══ SUPPLIED DATA

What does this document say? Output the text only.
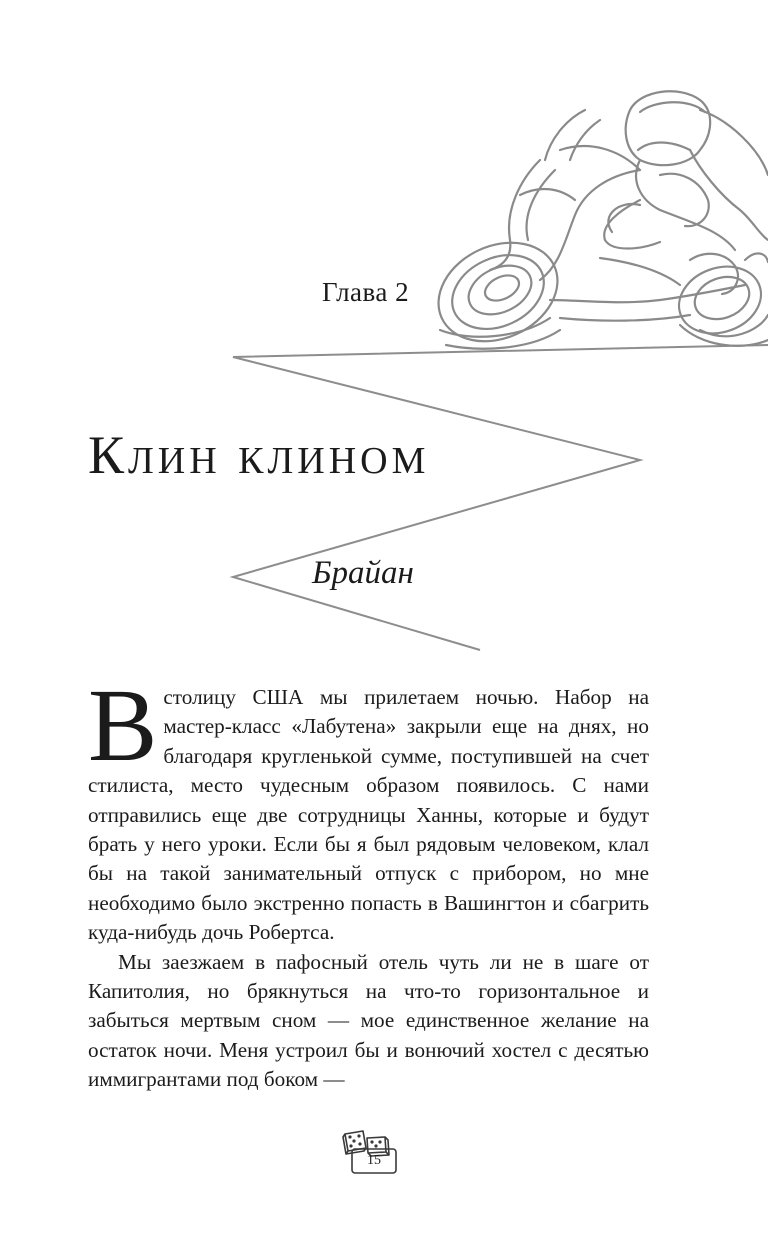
Глава 2
Клин клином
Брайан

В столицу США мы прилетаем ночью. Набор на мастер-класс «Лабутена» закрыли еще на днях, но благодаря кругленькой сумме, поступившей на счет стилиста, место чудесным образом появилось. С нами отправились еще две сотрудницы Ханны, которые и будут брать у него уроки. Если бы я был рядовым человеком, клал бы на такой занимательный отпуск с прибором, но мне необходимо было экстренно попасть в Вашингтон и сбагрить куда-нибудь дочь Робертса.

Мы заезжаем в пафосный отель чуть ли не в шаге от Капитолия, но брякнуться на что-то горизонтальное и забыться мертвым сном — мое единственное желание на остаток ночи. Меня устроил бы и вонючий хостел с десятью иммигрантами под боком —

15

════

→ GIVEN EXERCISE: Retype all entries exactly as they appear, dropping the images.

→ RESULT FOR THIS EXERCISE:
What does this document say? Output the text only.
Глава 2
Клин клином
Брайан

В столицу США мы прилетаем ночью. Набор на мастер-класс «Лабутена» закрыли еще на днях, но благодаря кругленькой сумме, поступившей на счет стилиста, место чудесным образом появилось. С нами отправились еще две сотрудницы Ханны, которые и будут брать у него уроки. Если бы я был рядовым человеком, клал бы на такой занимательный отпуск с прибором, но мне необходимо было экстренно попасть в Вашингтон и сбагрить куда-нибудь дочь Робертса.

Мы заезжаем в пафосный отель чуть ли не в шаге от Капитолия, но брякнуться на что-то горизонтальное и забыться мертвым сном — мое единственное желание на остаток ночи. Меня устроил бы и вонючий хостел с десятью иммигрантами под боком —

15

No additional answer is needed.